- [What you will do]: Make an exact copy of the listing below.
## BEGIN Extracted records
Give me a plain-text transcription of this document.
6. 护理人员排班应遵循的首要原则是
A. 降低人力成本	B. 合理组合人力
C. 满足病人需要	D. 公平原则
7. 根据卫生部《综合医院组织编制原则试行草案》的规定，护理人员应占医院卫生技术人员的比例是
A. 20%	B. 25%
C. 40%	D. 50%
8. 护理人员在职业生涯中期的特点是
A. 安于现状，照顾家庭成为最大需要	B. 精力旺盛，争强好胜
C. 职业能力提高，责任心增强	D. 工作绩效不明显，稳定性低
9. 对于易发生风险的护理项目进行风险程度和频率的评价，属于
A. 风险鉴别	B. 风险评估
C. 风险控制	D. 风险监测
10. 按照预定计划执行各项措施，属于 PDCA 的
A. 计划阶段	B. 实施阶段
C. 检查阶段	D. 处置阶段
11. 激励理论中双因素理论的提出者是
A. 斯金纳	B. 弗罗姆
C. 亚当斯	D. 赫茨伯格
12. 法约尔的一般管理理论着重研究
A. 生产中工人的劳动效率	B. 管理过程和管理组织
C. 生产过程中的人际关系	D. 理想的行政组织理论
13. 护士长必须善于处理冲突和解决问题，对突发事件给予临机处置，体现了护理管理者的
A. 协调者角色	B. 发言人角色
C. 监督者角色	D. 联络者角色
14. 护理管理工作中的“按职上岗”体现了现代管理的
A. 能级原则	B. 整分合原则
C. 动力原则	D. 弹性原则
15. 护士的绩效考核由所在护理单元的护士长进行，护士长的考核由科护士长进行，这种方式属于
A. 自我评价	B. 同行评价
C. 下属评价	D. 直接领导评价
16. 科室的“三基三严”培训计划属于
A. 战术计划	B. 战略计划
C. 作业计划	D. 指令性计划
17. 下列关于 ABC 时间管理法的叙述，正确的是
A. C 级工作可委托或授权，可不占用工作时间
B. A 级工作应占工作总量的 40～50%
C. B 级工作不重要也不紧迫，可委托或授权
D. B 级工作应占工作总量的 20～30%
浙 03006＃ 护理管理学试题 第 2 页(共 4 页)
## END Extracted records
- [Result of the exercise]:
Give me a plain-text transcription of this document.
6. 护理人员排班应遵循的首要原则是
A. 降低人力成本	B. 合理组合人力
C. 满足病人需要	D. 公平原则
7. 根据卫生部《综合医院组织编制原则试行草案》的规定，护理人员应占医院卫生技术人员的比例是
A. 20%	B. 25%
C. 40%	D. 50%
8. 护理人员在职业生涯中期的特点是
A. 安于现状，照顾家庭成为最大需要	B. 精力旺盛，争强好胜
C. 职业能力提高，责任心增强	D. 工作绩效不明显，稳定性低
9. 对于易发生风险的护理项目进行风险程度和频率的评价，属于
A. 风险鉴别	B. 风险评估
C. 风险控制	D. 风险监测
10. 按照预定计划执行各项措施，属于 PDCA 的
A. 计划阶段	B. 实施阶段
C. 检查阶段	D. 处置阶段
11. 激励理论中双因素理论的提出者是
A. 斯金纳	B. 弗罗姆
C. 亚当斯	D. 赫茨伯格
12. 法约尔的一般管理理论着重研究
A. 生产中工人的劳动效率	B. 管理过程和管理组织
C. 生产过程中的人际关系	D. 理想的行政组织理论
13. 护士长必须善于处理冲突和解决问题，对突发事件给予临机处置，体现了护理管理者的
A. 协调者角色	B. 发言人角色
C. 监督者角色	D. 联络者角色
14. 护理管理工作中的“按职上岗”体现了现代管理的
A. 能级原则	B. 整分合原则
C. 动力原则	D. 弹性原则
15. 护士的绩效考核由所在护理单元的护士长进行，护士长的考核由科护士长进行，这种方式属于
A. 自我评价	B. 同行评价
C. 下属评价	D. 直接领导评价
16. 科室的“三基三严”培训计划属于
A. 战术计划	B. 战略计划
C. 作业计划	D. 指令性计划
17. 下列关于 ABC 时间管理法的叙述，正确的是
A. C 级工作可委托或授权，可不占用工作时间
B. A 级工作应占工作总量的 40～50%
C. B 级工作不重要也不紧迫，可委托或授权
D. B 级工作应占工作总量的 20～30%
浙 03006＃ 护理管理学试题 第 2 页(共 4 页)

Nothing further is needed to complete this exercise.